Records for the task:
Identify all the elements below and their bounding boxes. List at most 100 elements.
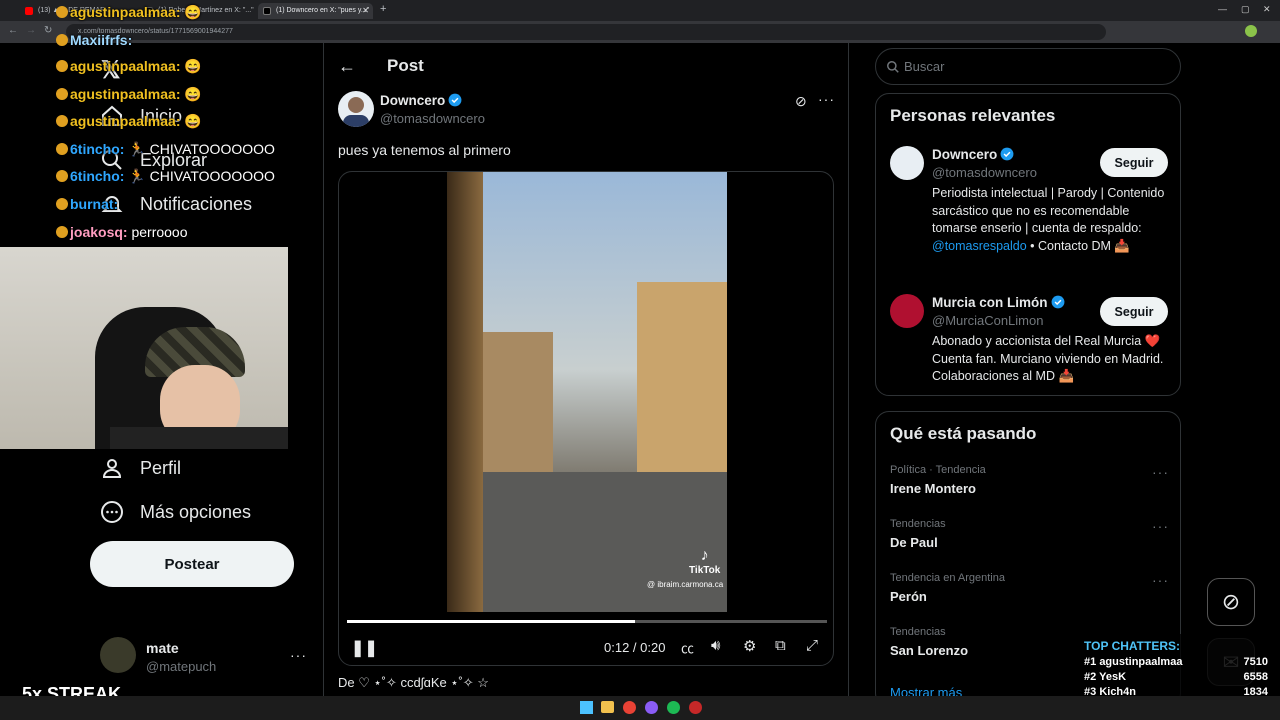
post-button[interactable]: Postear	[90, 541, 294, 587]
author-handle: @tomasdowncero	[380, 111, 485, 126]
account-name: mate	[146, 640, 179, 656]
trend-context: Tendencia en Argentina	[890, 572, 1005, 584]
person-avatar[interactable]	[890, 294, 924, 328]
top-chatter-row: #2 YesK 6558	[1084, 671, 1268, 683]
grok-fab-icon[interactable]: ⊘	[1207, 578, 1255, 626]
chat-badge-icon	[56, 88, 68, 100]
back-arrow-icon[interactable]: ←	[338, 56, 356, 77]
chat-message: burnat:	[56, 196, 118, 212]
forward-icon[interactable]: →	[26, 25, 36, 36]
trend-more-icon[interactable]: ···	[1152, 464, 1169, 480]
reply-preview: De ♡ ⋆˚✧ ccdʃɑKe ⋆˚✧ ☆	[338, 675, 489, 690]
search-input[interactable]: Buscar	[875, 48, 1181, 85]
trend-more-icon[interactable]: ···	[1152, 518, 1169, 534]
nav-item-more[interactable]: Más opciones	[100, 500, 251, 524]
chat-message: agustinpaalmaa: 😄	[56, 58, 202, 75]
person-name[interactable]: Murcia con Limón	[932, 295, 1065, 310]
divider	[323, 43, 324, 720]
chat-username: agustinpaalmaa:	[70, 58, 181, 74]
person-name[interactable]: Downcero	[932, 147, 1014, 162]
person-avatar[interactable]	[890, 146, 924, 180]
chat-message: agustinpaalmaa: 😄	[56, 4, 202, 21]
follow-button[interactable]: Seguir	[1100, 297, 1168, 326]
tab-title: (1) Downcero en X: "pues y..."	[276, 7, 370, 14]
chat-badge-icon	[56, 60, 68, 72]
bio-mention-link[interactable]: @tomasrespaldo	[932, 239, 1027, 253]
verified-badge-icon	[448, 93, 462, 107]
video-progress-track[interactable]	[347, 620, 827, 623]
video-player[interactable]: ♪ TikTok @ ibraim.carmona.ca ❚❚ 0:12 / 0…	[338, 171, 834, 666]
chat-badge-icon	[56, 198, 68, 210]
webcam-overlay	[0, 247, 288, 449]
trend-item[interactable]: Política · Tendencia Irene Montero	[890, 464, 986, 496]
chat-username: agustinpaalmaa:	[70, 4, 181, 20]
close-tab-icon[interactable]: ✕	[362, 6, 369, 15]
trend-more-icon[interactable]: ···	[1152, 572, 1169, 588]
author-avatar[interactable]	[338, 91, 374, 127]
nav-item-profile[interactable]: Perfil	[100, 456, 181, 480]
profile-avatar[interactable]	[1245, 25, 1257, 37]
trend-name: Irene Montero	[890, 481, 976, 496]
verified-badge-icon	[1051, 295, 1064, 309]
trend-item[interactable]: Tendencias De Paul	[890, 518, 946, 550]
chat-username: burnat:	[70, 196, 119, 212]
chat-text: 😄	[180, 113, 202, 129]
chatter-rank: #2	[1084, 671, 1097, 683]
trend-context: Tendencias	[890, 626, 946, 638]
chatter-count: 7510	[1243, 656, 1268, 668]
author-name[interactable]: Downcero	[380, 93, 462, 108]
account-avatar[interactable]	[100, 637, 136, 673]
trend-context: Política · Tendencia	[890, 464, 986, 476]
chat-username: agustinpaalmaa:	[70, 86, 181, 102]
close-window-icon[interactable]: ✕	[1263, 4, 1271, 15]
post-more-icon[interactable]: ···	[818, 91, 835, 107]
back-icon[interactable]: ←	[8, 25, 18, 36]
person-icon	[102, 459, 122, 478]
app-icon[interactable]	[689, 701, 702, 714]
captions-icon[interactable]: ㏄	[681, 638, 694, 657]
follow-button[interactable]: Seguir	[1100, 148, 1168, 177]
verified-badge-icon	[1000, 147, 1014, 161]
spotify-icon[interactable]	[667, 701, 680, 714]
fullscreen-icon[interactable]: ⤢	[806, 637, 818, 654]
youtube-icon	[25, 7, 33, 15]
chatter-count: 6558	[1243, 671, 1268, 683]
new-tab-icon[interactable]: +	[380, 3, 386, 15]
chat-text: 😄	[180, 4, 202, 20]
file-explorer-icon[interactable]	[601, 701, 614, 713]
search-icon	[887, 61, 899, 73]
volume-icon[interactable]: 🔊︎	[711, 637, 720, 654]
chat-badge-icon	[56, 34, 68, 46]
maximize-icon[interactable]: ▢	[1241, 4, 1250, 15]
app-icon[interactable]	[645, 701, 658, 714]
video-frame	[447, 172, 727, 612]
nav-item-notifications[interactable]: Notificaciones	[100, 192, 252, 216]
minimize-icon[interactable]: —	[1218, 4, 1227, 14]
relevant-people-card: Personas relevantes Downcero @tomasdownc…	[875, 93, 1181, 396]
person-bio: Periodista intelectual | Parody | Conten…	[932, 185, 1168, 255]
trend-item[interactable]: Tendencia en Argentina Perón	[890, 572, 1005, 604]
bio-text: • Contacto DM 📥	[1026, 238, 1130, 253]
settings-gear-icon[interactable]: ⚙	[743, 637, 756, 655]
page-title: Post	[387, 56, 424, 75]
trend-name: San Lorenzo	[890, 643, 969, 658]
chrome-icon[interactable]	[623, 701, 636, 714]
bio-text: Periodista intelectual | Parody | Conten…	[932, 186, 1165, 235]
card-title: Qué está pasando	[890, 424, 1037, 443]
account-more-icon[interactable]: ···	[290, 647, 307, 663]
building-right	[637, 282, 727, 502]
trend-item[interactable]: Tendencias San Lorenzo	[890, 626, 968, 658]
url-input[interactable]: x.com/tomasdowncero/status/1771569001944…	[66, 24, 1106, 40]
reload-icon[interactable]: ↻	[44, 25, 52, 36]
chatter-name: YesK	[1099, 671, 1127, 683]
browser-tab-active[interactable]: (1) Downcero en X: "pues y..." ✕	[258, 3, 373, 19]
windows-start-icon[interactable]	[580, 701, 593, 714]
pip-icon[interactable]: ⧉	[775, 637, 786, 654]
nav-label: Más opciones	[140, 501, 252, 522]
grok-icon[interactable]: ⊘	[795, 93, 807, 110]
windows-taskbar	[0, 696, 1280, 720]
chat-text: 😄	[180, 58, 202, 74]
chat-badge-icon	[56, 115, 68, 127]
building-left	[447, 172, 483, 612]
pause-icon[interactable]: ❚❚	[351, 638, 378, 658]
* * *
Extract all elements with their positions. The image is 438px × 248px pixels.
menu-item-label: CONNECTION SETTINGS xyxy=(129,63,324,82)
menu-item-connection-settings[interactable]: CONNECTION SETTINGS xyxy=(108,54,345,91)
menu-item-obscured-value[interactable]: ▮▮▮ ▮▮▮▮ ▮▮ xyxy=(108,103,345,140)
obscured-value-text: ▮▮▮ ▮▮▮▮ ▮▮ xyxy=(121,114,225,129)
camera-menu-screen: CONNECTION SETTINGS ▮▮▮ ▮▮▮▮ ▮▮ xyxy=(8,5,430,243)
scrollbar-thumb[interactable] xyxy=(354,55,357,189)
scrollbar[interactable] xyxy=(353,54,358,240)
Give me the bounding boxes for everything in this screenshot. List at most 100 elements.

Written task: Format the stretch of data from the line containing "Identify all the" through the line containing "trend-context: Tendencia en" as a numbered list, skipping any blank lines. Leave the pictures out.

Correct response:
1. Identify all the elements below and their bounding boxes. List at most 100 elements.
2. post-button[interactable]: Postear	[90, 541, 294, 587]
3. author-handle: @tomasdowncero	[380, 111, 485, 126]
4. account-name: mate	[146, 640, 179, 656]
5. trend-context: Tendencia en Argentina	[890, 572, 1005, 584]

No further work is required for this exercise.